▶ _Task description_:
Carry on the Central Bank of Iceland interest rate statement below from the point where it stops.

▶ _Selected extract_:
START

21 May 2014

Statement of the Monetary Policy Committee 21 May 2014

The Monetary Policy Committe 2012
The Monetary Policy Committee (MPC) of the Central Bank of Iceland has decided to keep the Bank’s interest rates unchanged. 
 

According to the Bank's new macroeconomic forecast, GDP growth will measure 3.7% this year, about 1 percentage point more than according to the previous forecast. Even stronger growth is projected for next year. Furthermore, the labour market continues to recover. Robust output growth will cause the slack in the economy to disappear earlier than previously forecast, and a positive output gap will develop, peaking in 2016. It is cause for concern that national saving is projected to diminish markedly and the current account surplus to turn into a deficit towards the end of the forecast horizon.

Inflation has been close to target in recent months and is expected to remain there until next year, when it is forecast to rise as a positive output gap emerges. Short-term inflation expectations have declined in the recent term, in line with falling inflation, although long-term inflation expectations are still somewhat above target.

END

(Element box data)
START

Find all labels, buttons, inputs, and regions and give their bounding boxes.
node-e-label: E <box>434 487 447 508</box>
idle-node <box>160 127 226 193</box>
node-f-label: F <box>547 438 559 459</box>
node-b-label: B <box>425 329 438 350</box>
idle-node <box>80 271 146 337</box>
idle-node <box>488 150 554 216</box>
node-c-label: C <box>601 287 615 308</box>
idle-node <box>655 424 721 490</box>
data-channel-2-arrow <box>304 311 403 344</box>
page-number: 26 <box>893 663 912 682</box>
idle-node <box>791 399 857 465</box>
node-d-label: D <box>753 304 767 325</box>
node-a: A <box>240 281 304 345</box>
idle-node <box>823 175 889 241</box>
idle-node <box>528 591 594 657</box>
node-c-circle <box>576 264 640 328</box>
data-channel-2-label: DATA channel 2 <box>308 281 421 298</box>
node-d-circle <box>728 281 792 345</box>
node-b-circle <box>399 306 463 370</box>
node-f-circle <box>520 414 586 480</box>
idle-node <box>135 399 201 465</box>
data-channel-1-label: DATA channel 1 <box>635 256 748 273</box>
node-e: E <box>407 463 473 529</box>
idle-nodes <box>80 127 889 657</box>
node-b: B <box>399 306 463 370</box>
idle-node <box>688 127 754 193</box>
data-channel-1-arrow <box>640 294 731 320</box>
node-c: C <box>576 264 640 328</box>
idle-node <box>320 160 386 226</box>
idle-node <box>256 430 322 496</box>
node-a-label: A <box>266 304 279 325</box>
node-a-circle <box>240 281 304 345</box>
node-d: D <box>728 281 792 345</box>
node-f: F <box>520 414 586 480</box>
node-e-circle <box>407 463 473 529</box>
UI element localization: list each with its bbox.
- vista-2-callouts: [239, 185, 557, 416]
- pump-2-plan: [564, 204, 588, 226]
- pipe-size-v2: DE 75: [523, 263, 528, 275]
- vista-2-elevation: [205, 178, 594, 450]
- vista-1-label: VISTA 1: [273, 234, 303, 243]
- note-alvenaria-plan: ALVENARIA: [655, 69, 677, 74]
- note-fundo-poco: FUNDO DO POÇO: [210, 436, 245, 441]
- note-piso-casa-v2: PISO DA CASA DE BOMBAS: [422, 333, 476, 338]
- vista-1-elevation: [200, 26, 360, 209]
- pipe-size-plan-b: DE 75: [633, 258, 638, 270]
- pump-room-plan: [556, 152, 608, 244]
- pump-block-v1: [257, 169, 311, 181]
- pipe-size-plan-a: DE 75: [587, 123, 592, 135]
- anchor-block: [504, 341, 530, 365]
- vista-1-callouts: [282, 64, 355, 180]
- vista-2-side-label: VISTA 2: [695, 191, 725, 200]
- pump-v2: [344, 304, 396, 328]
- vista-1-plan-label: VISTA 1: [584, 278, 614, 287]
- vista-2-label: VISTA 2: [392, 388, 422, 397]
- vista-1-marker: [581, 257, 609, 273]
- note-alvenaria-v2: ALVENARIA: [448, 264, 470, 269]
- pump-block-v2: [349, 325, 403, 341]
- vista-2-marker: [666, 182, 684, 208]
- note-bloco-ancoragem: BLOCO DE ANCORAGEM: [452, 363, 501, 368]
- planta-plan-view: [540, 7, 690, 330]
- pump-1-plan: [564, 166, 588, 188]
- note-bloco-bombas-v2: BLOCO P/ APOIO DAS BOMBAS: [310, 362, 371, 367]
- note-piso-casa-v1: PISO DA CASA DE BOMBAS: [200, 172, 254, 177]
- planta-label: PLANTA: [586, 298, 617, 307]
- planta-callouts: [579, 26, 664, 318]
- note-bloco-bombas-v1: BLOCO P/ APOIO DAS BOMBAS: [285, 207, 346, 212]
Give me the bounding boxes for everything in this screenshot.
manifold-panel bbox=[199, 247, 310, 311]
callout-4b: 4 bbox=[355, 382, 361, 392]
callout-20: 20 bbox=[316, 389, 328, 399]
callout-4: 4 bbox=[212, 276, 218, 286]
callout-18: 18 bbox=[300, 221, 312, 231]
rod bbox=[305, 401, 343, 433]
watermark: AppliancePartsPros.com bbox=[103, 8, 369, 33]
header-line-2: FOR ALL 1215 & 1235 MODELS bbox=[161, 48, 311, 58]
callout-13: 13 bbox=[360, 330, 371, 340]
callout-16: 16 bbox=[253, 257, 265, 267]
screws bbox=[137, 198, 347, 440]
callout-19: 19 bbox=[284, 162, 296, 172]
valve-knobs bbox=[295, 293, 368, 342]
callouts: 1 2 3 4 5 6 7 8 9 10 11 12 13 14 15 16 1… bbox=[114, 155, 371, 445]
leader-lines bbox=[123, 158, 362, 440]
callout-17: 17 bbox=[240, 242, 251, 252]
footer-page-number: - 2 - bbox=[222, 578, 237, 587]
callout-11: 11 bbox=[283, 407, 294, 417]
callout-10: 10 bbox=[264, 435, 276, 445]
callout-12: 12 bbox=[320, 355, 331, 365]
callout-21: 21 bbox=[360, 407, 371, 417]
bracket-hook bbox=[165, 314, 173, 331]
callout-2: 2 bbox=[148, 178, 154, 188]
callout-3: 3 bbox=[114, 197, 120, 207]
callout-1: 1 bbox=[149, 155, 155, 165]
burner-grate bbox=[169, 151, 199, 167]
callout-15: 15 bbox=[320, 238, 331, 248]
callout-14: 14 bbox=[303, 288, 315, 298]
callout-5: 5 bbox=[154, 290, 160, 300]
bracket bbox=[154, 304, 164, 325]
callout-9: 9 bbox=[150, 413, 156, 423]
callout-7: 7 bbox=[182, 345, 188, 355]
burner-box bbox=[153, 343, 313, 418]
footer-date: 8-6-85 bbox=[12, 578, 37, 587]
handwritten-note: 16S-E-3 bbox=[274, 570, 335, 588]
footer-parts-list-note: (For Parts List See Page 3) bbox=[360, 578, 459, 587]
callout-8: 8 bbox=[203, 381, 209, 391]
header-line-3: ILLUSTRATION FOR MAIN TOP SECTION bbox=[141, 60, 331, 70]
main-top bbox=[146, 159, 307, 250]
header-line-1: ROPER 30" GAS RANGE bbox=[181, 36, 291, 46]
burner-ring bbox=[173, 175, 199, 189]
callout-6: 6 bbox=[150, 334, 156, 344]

END

▶ _Result of the task_:
The Bank's forecast assumes that the results of the wage agreements concluded late in 2013 will apply to most of the labour market and that similar agreements will be made for a longer term early next year. There is still some unrest in the labour market, however, which causes uncertainty about wage developments. 
 
Because of the decline in inflation and inflation expectations, the Bank's real rate has risen markedly year-to-date. As a result, the slack in the monetary stance has probably disappeared. The level of the Bank's neutral real rate is uncertain, but increased growth in domestic demand in the near term will probably require further increases in the Bank's real interest rate, other things being equal. The more other measures, including restrictive fiscal policy, pull in the same direction as monetary policy, the less need there will be for a tighter monetary stance. This would also encourage increased national saving and lead to a more favourable current account balance. 
 
Monetary policy has been successful in the recent term. Inflation has subsided to target, and the slack in the economy is vanishing. Volatility of inflation and output has also diminished. However, long-term inflation expectations are still somewhat above target, generating some uncertainty about the durability of this success. Whether a change in the Bank’s nominal interest rates is warranted in the near future will depend on the future path of inflation and inflation expectations.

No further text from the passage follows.